#### [What the task asks]
Say how many lines contain "text", using only the number.

#### [Input rows]

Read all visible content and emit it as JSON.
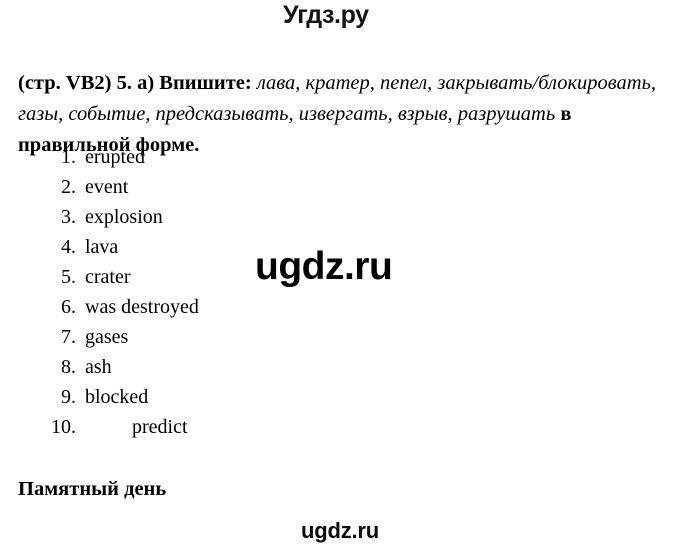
{
  "site": {
    "top_logo": "Угдз.ру",
    "watermark_center": "ugdz.ru",
    "watermark_bottom": "ugdz.ru"
  },
  "task": {
    "lead": "(стр. VB2) 5. а) Впишите: ",
    "words": "лава, кратер, пепел, закрывать/блокировать, газы, событие, предсказывать, извергать, взрыв, разрушать",
    "tail": " в правильной форме."
  },
  "answers": [
    {
      "num": "1.",
      "text": "erupted"
    },
    {
      "num": "2.",
      "text": "event"
    },
    {
      "num": "3.",
      "text": "explosion"
    },
    {
      "num": "4.",
      "text": "lava"
    },
    {
      "num": "5.",
      "text": "crater"
    },
    {
      "num": "6.",
      "text": "was destroyed"
    },
    {
      "num": "7.",
      "text": "gases"
    },
    {
      "num": "8.",
      "text": "ash"
    },
    {
      "num": "9.",
      "text": "blocked"
    },
    {
      "num": "10.",
      "text": "predict"
    }
  ],
  "section": {
    "heading": "Памятный день"
  },
  "colors": {
    "text": "#000000",
    "background": "#ffffff"
  }
}
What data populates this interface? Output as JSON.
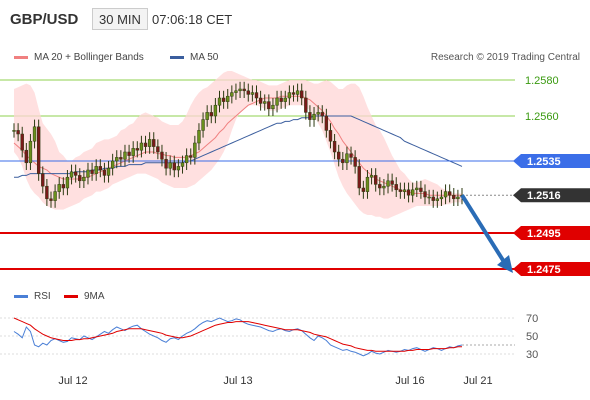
{
  "header": {
    "symbol": "GBP/USD",
    "timeframe": "30 MIN",
    "time": "07:06:18 CET"
  },
  "legend": {
    "bollinger": {
      "label": "MA 20 + Bollinger Bands",
      "color": "#f08080"
    },
    "ma50": {
      "label": "MA 50",
      "color": "#3b5e9e"
    },
    "rsi": {
      "label": "RSI",
      "color": "#4a7fd6"
    },
    "rsi_ma": {
      "label": "9MA",
      "color": "#e00000"
    }
  },
  "copyright": "Research © 2019 Trading Central",
  "chart_data": {
    "type": "candlestick",
    "y_range": [
      2.5445,
      2.559
    ],
    "price_ticks": [
      "1.2580",
      "1.2560"
    ],
    "x_ticks": [
      "Jul 12",
      "Jul 13",
      "Jul 16",
      "Jul 21"
    ],
    "closes": [
      1.2552,
      1.255,
      1.2541,
      1.2534,
      1.2546,
      1.2554,
      1.2528,
      1.2521,
      1.2514,
      1.2513,
      1.2518,
      1.2522,
      1.252,
      1.2526,
      1.2529,
      1.2527,
      1.2524,
      1.2526,
      1.253,
      1.2528,
      1.2532,
      1.253,
      1.2527,
      1.2531,
      1.2535,
      1.2537,
      1.2536,
      1.254,
      1.2538,
      1.2542,
      1.2541,
      1.2545,
      1.2543,
      1.2547,
      1.2543,
      1.254,
      1.2536,
      1.2531,
      1.2534,
      1.253,
      1.2532,
      1.2534,
      1.2538,
      1.2537,
      1.2545,
      1.2552,
      1.2558,
      1.2562,
      1.256,
      1.2566,
      1.257,
      1.2568,
      1.2571,
      1.2573,
      1.2574,
      1.2575,
      1.2574,
      1.2572,
      1.2573,
      1.257,
      1.2567,
      1.2568,
      1.2564,
      1.2566,
      1.257,
      1.2568,
      1.257,
      1.2573,
      1.2572,
      1.2574,
      1.257,
      1.2562,
      1.2558,
      1.2561,
      1.2562,
      1.256,
      1.2552,
      1.2546,
      1.254,
      1.2536,
      1.2534,
      1.2539,
      1.2537,
      1.2532,
      1.252,
      1.2518,
      1.2526,
      1.2527,
      1.2522,
      1.252,
      1.2521,
      1.2524,
      1.2522,
      1.2519,
      1.2518,
      1.2519,
      1.2516,
      1.2519,
      1.252,
      1.2518,
      1.2515,
      1.2515,
      1.2513,
      1.2514,
      1.2515,
      1.2518,
      1.2516,
      1.2514,
      1.2515,
      1.2516
    ],
    "ma20_upper": [
      1.2575,
      1.2576,
      1.2577,
      1.2578,
      1.2577,
      1.2573,
      1.2564,
      1.2556,
      1.2553,
      1.255,
      1.2546,
      1.254,
      1.2538,
      1.2535,
      1.2535,
      1.2537,
      1.2538,
      1.254,
      1.2541,
      1.2542,
      1.2545,
      1.2546,
      1.2547,
      1.2547,
      1.2548,
      1.2549,
      1.2552,
      1.2553,
      1.2555,
      1.2556,
      1.2559,
      1.2561,
      1.2562,
      1.2561,
      1.256,
      1.2559,
      1.2557,
      1.2556,
      1.2555,
      1.2555,
      1.2555,
      1.2557,
      1.2561,
      1.2566,
      1.257,
      1.2573,
      1.2575,
      1.2576,
      1.2578,
      1.258,
      1.2582,
      1.2584,
      1.2585,
      1.2585,
      1.2584,
      1.2583,
      1.2582,
      1.2581,
      1.258,
      1.258,
      1.2579,
      1.2578,
      1.2577,
      1.2577,
      1.2577,
      1.2578,
      1.2579,
      1.258,
      1.258,
      1.258,
      1.258,
      1.258,
      1.2579,
      1.2578,
      1.2578,
      1.2579,
      1.258,
      1.2579,
      1.2577,
      1.2575,
      1.2575,
      1.2577,
      1.2578,
      1.2578,
      1.2576,
      1.2571,
      1.2565,
      1.256,
      1.2555,
      1.2552,
      1.2548,
      1.2543,
      1.2538,
      1.2534,
      1.253,
      1.2528,
      1.2525,
      1.2523,
      1.2523,
      1.2524,
      1.2525,
      1.2524,
      1.2523,
      1.2522,
      1.252,
      1.2519,
      1.2518,
      1.2517,
      1.2517,
      1.2517
    ],
    "ma20_lower": [
      1.254,
      1.2537,
      1.2532,
      1.2525,
      1.252,
      1.2517,
      1.2515,
      1.2512,
      1.251,
      1.2509,
      1.2508,
      1.2508,
      1.2508,
      1.2509,
      1.251,
      1.2511,
      1.2512,
      1.2514,
      1.2515,
      1.2516,
      1.2518,
      1.2518,
      1.2519,
      1.252,
      1.2522,
      1.2523,
      1.2524,
      1.2525,
      1.2526,
      1.2527,
      1.2528,
      1.2528,
      1.2528,
      1.2527,
      1.2526,
      1.2525,
      1.2523,
      1.2522,
      1.2521,
      1.252,
      1.252,
      1.252,
      1.252,
      1.2521,
      1.2522,
      1.2524,
      1.2526,
      1.2528,
      1.253,
      1.2533,
      1.2536,
      1.254,
      1.2545,
      1.2552,
      1.2558,
      1.2562,
      1.2564,
      1.2566,
      1.2566,
      1.2566,
      1.2565,
      1.2564,
      1.2563,
      1.2563,
      1.2563,
      1.2564,
      1.2565,
      1.2566,
      1.2566,
      1.2566,
      1.2566,
      1.2565,
      1.2563,
      1.256,
      1.2556,
      1.2552,
      1.2546,
      1.254,
      1.2533,
      1.2526,
      1.2521,
      1.2517,
      1.2514,
      1.2511,
      1.2508,
      1.2506,
      1.2505,
      1.2505,
      1.2504,
      1.2504,
      1.2503,
      1.2503,
      1.2504,
      1.2505,
      1.2506,
      1.2507,
      1.2508,
      1.2509,
      1.251,
      1.251,
      1.251,
      1.251,
      1.251,
      1.251,
      1.251,
      1.2511,
      1.2511,
      1.2512,
      1.2512,
      1.2512
    ],
    "ma20": [
      1.2545,
      1.2543,
      1.2541,
      1.2538,
      1.2536,
      1.2534,
      1.2532,
      1.2531,
      1.253,
      1.2528,
      1.2527,
      1.2526,
      1.2525,
      1.2525,
      1.2525,
      1.2525,
      1.2525,
      1.2526,
      1.2526,
      1.2527,
      1.2528,
      1.2529,
      1.253,
      1.2531,
      1.2532,
      1.2533,
      1.2534,
      1.2535,
      1.2536,
      1.2537,
      1.2538,
      1.2539,
      1.254,
      1.254,
      1.254,
      1.2539,
      1.2539,
      1.2538,
      1.2538,
      1.2537,
      1.2537,
      1.2537,
      1.2537,
      1.2538,
      1.2539,
      1.254,
      1.2542,
      1.2544,
      1.2546,
      1.2548,
      1.2551,
      1.2553,
      1.2556,
      1.2558,
      1.256,
      1.2562,
      1.2564,
      1.2566,
      1.2567,
      1.2568,
      1.2569,
      1.257,
      1.257,
      1.257,
      1.257,
      1.2571,
      1.2571,
      1.2571,
      1.2571,
      1.2571,
      1.2571,
      1.257,
      1.2569,
      1.2567,
      1.2565,
      1.2563,
      1.256,
      1.2557,
      1.2553,
      1.255,
      1.2546,
      1.2543,
      1.254,
      1.2537,
      1.2534,
      1.2531,
      1.2529,
      1.2527,
      1.2525,
      1.2524,
      1.2523,
      1.2522,
      1.2521,
      1.252,
      1.2519,
      1.2518,
      1.2518,
      1.2517,
      1.2517,
      1.2517,
      1.2517,
      1.2516,
      1.2516,
      1.2516,
      1.2516,
      1.2516,
      1.2516,
      1.2516,
      1.2516,
      1.2516
    ],
    "ma50": [
      1.2526,
      1.2526,
      1.2527,
      1.2527,
      1.2528,
      1.2528,
      1.2528,
      1.2528,
      1.2528,
      1.2528,
      1.2528,
      1.2528,
      1.2528,
      1.2528,
      1.2528,
      1.2529,
      1.2529,
      1.2529,
      1.2529,
      1.253,
      1.253,
      1.253,
      1.2531,
      1.2531,
      1.2531,
      1.2532,
      1.2532,
      1.2532,
      1.2533,
      1.2533,
      1.2533,
      1.2533,
      1.2534,
      1.2534,
      1.2534,
      1.2534,
      1.2534,
      1.2534,
      1.2534,
      1.2534,
      1.2534,
      1.2534,
      1.2535,
      1.2535,
      1.2536,
      1.2537,
      1.2538,
      1.2539,
      1.254,
      1.2541,
      1.2542,
      1.2543,
      1.2544,
      1.2545,
      1.2546,
      1.2547,
      1.2548,
      1.2549,
      1.255,
      1.2551,
      1.2552,
      1.2553,
      1.2554,
      1.2555,
      1.2556,
      1.2556,
      1.2557,
      1.2557,
      1.2558,
      1.2558,
      1.2559,
      1.2559,
      1.2559,
      1.256,
      1.256,
      1.256,
      1.256,
      1.256,
      1.256,
      1.256,
      1.256,
      1.256,
      1.256,
      1.2559,
      1.2558,
      1.2557,
      1.2556,
      1.2555,
      1.2554,
      1.2553,
      1.2552,
      1.2551,
      1.255,
      1.2549,
      1.2548,
      1.2546,
      1.2545,
      1.2544,
      1.2543,
      1.2542,
      1.2541,
      1.254,
      1.2539,
      1.2538,
      1.2537,
      1.2536,
      1.2535,
      1.2534,
      1.2533,
      1.2532
    ],
    "levels": [
      {
        "value": 1.2535,
        "label": "1.2535",
        "color": "#3b6ee8"
      },
      {
        "value": 1.2516,
        "label": "1.2516",
        "color": "#333333"
      },
      {
        "value": 1.2495,
        "label": "1.2495",
        "color": "#e00000"
      },
      {
        "value": 1.2475,
        "label": "1.2475",
        "color": "#e00000"
      }
    ],
    "forecast": {
      "from": 1.2516,
      "to": 1.2475
    },
    "rsi": {
      "ticks": [
        70,
        50,
        30
      ],
      "range": [
        20,
        80
      ],
      "values": [
        55,
        52,
        48,
        60,
        55,
        40,
        38,
        42,
        40,
        45,
        47,
        45,
        43,
        44,
        48,
        47,
        46,
        50,
        48,
        46,
        49,
        52,
        55,
        53,
        57,
        60,
        58,
        56,
        59,
        61,
        62,
        58,
        55,
        52,
        50,
        48,
        45,
        43,
        47,
        48,
        46,
        50,
        53,
        55,
        58,
        62,
        65,
        67,
        66,
        68,
        70,
        68,
        66,
        67,
        69,
        68,
        65,
        63,
        62,
        61,
        60,
        58,
        56,
        55,
        57,
        58,
        56,
        55,
        57,
        58,
        56,
        52,
        48,
        45,
        50,
        48,
        45,
        40,
        38,
        36,
        34,
        35,
        33,
        32,
        30,
        28,
        30,
        33,
        31,
        30,
        32,
        34,
        33,
        32,
        33,
        35,
        34,
        36,
        37,
        35,
        33,
        35,
        37,
        36,
        34,
        36,
        38,
        37,
        39,
        40
      ],
      "ma9": [
        70,
        68,
        66,
        64,
        62,
        58,
        55,
        52,
        50,
        48,
        47,
        46,
        45,
        45,
        45,
        46,
        46,
        47,
        47,
        48,
        49,
        50,
        51,
        52,
        53,
        55,
        56,
        57,
        58,
        58,
        58,
        58,
        57,
        56,
        55,
        54,
        53,
        51,
        50,
        49,
        48,
        48,
        49,
        50,
        52,
        54,
        56,
        58,
        60,
        62,
        63,
        64,
        65,
        65,
        66,
        66,
        66,
        66,
        65,
        64,
        63,
        62,
        61,
        60,
        59,
        58,
        57,
        57,
        57,
        57,
        56,
        55,
        54,
        52,
        51,
        50,
        49,
        47,
        45,
        43,
        41,
        40,
        39,
        37,
        36,
        35,
        34,
        34,
        33,
        33,
        33,
        33,
        33,
        33,
        33,
        33,
        34,
        34,
        35,
        35,
        35,
        35,
        36,
        36,
        36,
        36,
        37,
        37,
        38,
        38
      ]
    }
  }
}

#### [Task output]
11